[REQUIREMENT] Copy every one of the items below word for word, leaving out the pictures.

* begin *

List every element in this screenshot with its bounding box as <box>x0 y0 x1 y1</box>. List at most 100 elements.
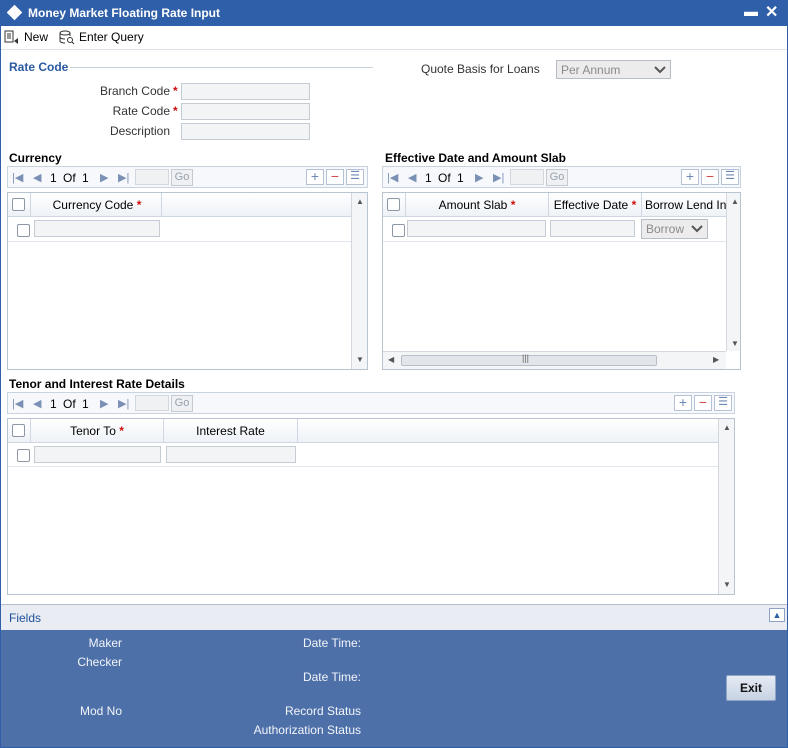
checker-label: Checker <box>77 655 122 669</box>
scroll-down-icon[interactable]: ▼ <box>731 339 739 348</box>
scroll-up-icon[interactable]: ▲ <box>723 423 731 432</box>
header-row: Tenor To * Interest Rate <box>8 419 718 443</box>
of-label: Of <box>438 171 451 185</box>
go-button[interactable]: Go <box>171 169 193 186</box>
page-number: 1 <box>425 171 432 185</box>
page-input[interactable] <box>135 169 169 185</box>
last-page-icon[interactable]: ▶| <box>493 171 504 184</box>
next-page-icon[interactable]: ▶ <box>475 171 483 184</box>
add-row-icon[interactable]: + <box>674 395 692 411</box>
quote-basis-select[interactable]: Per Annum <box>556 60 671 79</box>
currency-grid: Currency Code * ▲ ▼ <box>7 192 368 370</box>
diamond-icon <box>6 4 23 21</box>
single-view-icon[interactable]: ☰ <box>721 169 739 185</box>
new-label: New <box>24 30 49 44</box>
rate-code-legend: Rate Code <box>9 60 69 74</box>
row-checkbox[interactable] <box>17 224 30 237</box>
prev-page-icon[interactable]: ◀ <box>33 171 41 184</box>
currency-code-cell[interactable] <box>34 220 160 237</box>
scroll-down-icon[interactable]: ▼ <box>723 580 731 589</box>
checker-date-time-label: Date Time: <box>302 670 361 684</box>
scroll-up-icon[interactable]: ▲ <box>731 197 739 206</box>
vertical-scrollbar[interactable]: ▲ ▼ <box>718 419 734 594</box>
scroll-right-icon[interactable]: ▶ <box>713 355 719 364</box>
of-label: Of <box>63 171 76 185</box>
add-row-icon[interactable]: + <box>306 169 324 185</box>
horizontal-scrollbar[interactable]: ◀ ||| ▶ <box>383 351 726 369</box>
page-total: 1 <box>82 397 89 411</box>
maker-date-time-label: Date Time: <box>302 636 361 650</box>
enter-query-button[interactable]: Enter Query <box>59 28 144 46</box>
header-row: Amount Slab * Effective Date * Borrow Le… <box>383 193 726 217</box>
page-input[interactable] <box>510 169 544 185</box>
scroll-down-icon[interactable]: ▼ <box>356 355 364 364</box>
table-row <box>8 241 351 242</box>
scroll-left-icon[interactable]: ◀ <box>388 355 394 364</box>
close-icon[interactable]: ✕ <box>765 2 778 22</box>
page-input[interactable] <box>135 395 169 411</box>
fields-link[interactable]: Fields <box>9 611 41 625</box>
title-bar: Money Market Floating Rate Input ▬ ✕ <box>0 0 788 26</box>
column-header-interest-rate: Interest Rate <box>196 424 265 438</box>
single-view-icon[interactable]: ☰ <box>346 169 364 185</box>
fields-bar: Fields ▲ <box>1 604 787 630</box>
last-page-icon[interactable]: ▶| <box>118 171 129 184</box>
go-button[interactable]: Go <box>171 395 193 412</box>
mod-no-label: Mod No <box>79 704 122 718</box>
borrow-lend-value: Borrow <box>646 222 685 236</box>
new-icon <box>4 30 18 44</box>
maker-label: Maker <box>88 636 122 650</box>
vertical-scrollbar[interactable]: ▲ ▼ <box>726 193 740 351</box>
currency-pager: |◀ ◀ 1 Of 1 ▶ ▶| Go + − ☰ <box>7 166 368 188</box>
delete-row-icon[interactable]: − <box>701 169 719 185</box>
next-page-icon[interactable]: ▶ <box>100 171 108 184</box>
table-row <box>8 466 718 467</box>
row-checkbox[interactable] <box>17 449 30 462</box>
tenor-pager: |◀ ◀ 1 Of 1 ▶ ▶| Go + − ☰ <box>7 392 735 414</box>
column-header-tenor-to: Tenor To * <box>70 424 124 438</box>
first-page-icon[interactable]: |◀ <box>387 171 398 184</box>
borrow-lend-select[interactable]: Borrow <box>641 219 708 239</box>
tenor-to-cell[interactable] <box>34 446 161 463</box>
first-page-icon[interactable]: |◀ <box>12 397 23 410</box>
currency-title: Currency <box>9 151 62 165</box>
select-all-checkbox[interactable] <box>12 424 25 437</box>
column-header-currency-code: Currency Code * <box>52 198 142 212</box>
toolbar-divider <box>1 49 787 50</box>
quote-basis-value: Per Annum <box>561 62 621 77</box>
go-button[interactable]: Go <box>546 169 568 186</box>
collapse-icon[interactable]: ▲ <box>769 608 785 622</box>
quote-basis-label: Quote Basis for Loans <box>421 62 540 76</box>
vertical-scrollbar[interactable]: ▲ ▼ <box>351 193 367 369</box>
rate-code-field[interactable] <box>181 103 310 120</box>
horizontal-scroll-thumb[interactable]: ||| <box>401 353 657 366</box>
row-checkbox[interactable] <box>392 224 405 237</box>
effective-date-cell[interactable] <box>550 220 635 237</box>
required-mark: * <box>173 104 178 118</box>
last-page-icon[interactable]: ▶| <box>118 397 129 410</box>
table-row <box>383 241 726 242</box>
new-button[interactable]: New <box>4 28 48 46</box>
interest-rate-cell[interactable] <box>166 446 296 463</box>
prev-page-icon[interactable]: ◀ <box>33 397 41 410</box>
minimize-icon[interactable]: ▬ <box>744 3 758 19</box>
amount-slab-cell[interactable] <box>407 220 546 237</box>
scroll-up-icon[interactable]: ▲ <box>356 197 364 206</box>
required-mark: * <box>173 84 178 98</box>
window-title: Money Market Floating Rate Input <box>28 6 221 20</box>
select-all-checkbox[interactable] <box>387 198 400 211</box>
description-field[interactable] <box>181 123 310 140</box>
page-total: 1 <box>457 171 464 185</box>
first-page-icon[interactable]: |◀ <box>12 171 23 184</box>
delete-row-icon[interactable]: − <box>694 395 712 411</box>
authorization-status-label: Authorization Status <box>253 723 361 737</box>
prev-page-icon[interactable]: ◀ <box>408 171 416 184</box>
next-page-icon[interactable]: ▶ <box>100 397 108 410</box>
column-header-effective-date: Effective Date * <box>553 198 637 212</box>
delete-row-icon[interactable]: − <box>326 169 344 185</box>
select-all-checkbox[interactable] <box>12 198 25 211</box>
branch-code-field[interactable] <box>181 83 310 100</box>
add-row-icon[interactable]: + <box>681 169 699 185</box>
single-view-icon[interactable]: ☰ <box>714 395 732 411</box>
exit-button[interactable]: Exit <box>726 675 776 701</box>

* end *

[WRITTEN ANSWER]
List every element in this screenshot with its bounding box as <box>x0 y0 x1 y1</box>. List at most 100 elements.
checker-label: Checker <box>77 655 122 669</box>
scroll-down-icon[interactable]: ▼ <box>731 339 739 348</box>
scroll-up-icon[interactable]: ▲ <box>723 423 731 432</box>
header-row: Tenor To * Interest Rate <box>8 419 718 443</box>
of-label: Of <box>438 171 451 185</box>
go-button[interactable]: Go <box>171 169 193 186</box>
page-number: 1 <box>425 171 432 185</box>
page-input[interactable] <box>135 169 169 185</box>
last-page-icon[interactable]: ▶| <box>493 171 504 184</box>
next-page-icon[interactable]: ▶ <box>475 171 483 184</box>
add-row-icon[interactable]: + <box>674 395 692 411</box>
quote-basis-select[interactable]: Per Annum <box>556 60 671 79</box>
currency-grid: Currency Code * ▲ ▼ <box>7 192 368 370</box>
diamond-icon <box>6 4 23 21</box>
single-view-icon[interactable]: ☰ <box>721 169 739 185</box>
new-label: New <box>24 30 49 44</box>
rate-code-legend: Rate Code <box>9 60 69 74</box>
row-checkbox[interactable] <box>17 224 30 237</box>
prev-page-icon[interactable]: ◀ <box>33 171 41 184</box>
currency-code-cell[interactable] <box>34 220 160 237</box>
scroll-down-icon[interactable]: ▼ <box>723 580 731 589</box>
checker-date-time-label: Date Time: <box>302 670 361 684</box>
scroll-up-icon[interactable]: ▲ <box>731 197 739 206</box>
vertical-scrollbar[interactable]: ▲ ▼ <box>718 419 734 594</box>
scroll-right-icon[interactable]: ▶ <box>713 355 719 364</box>
of-label: Of <box>63 171 76 185</box>
add-row-icon[interactable]: + <box>306 169 324 185</box>
horizontal-scrollbar[interactable]: ◀ ||| ▶ <box>383 351 726 369</box>
page-total: 1 <box>82 397 89 411</box>
maker-date-time-label: Date Time: <box>302 636 361 650</box>
enter-query-button[interactable]: Enter Query <box>59 28 144 46</box>
header-row: Amount Slab * Effective Date * Borrow Le… <box>383 193 726 217</box>
page-input[interactable] <box>510 169 544 185</box>
scroll-down-icon[interactable]: ▼ <box>356 355 364 364</box>
table-row <box>8 241 351 242</box>
scroll-left-icon[interactable]: ◀ <box>388 355 394 364</box>
close-icon[interactable]: ✕ <box>765 2 778 22</box>
page-input[interactable] <box>135 395 169 411</box>
fields-link[interactable]: Fields <box>9 611 41 625</box>
title-bar: Money Market Floating Rate Input ▬ ✕ <box>0 0 788 26</box>
column-header-interest-rate: Interest Rate <box>196 424 265 438</box>
single-view-icon[interactable]: ☰ <box>346 169 364 185</box>
fields-bar: Fields ▲ <box>1 604 787 630</box>
last-page-icon[interactable]: ▶| <box>118 171 129 184</box>
go-button[interactable]: Go <box>171 395 193 412</box>
mod-no-label: Mod No <box>79 704 122 718</box>
borrow-lend-value: Borrow <box>646 222 685 236</box>
new-icon <box>4 30 18 44</box>
maker-label: Maker <box>88 636 122 650</box>
vertical-scrollbar[interactable]: ▲ ▼ <box>726 193 740 351</box>
currency-pager: |◀ ◀ 1 Of 1 ▶ ▶| Go + − ☰ <box>7 166 368 188</box>
delete-row-icon[interactable]: − <box>701 169 719 185</box>
next-page-icon[interactable]: ▶ <box>100 171 108 184</box>
table-row <box>8 466 718 467</box>
row-checkbox[interactable] <box>17 449 30 462</box>
tenor-pager: |◀ ◀ 1 Of 1 ▶ ▶| Go + − ☰ <box>7 392 735 414</box>
column-header-tenor-to: Tenor To * <box>70 424 124 438</box>
first-page-icon[interactable]: |◀ <box>387 171 398 184</box>
borrow-lend-select[interactable]: Borrow <box>641 219 708 239</box>
tenor-to-cell[interactable] <box>34 446 161 463</box>
first-page-icon[interactable]: |◀ <box>12 397 23 410</box>
currency-title: Currency <box>9 151 62 165</box>
select-all-checkbox[interactable] <box>12 424 25 437</box>
column-header-currency-code: Currency Code * <box>52 198 142 212</box>
toolbar-divider <box>1 49 787 50</box>
quote-basis-value: Per Annum <box>561 62 621 77</box>
go-button[interactable]: Go <box>546 169 568 186</box>
collapse-icon[interactable]: ▲ <box>769 608 785 622</box>
quote-basis-label: Quote Basis for Loans <box>421 62 540 76</box>
vertical-scrollbar[interactable]: ▲ ▼ <box>351 193 367 369</box>
rate-code-field[interactable] <box>181 103 310 120</box>
horizontal-scroll-thumb[interactable]: ||| <box>401 353 657 366</box>
row-checkbox[interactable] <box>392 224 405 237</box>
effective-date-cell[interactable] <box>550 220 635 237</box>
required-mark: * <box>173 104 178 118</box>
last-page-icon[interactable]: ▶| <box>118 397 129 410</box>
table-row <box>383 241 726 242</box>
new-button[interactable]: New <box>4 28 48 46</box>
interest-rate-cell[interactable] <box>166 446 296 463</box>
prev-page-icon[interactable]: ◀ <box>33 397 41 410</box>
minimize-icon[interactable]: ▬ <box>744 3 758 19</box>
amount-slab-cell[interactable] <box>407 220 546 237</box>
scroll-up-icon[interactable]: ▲ <box>356 197 364 206</box>
required-mark: * <box>173 84 178 98</box>
window-title: Money Market Floating Rate Input <box>28 6 221 20</box>
select-all-checkbox[interactable] <box>387 198 400 211</box>
description-field[interactable] <box>181 123 310 140</box>
page-total: 1 <box>457 171 464 185</box>
first-page-icon[interactable]: |◀ <box>12 171 23 184</box>
delete-row-icon[interactable]: − <box>694 395 712 411</box>
authorization-status-label: Authorization Status <box>253 723 361 737</box>
prev-page-icon[interactable]: ◀ <box>408 171 416 184</box>
next-page-icon[interactable]: ▶ <box>100 397 108 410</box>
column-header-effective-date: Effective Date * <box>553 198 637 212</box>
delete-row-icon[interactable]: − <box>326 169 344 185</box>
select-all-checkbox[interactable] <box>12 198 25 211</box>
branch-code-field[interactable] <box>181 83 310 100</box>
add-row-icon[interactable]: + <box>681 169 699 185</box>
single-view-icon[interactable]: ☰ <box>714 395 732 411</box>
exit-button[interactable]: Exit <box>726 675 776 701</box>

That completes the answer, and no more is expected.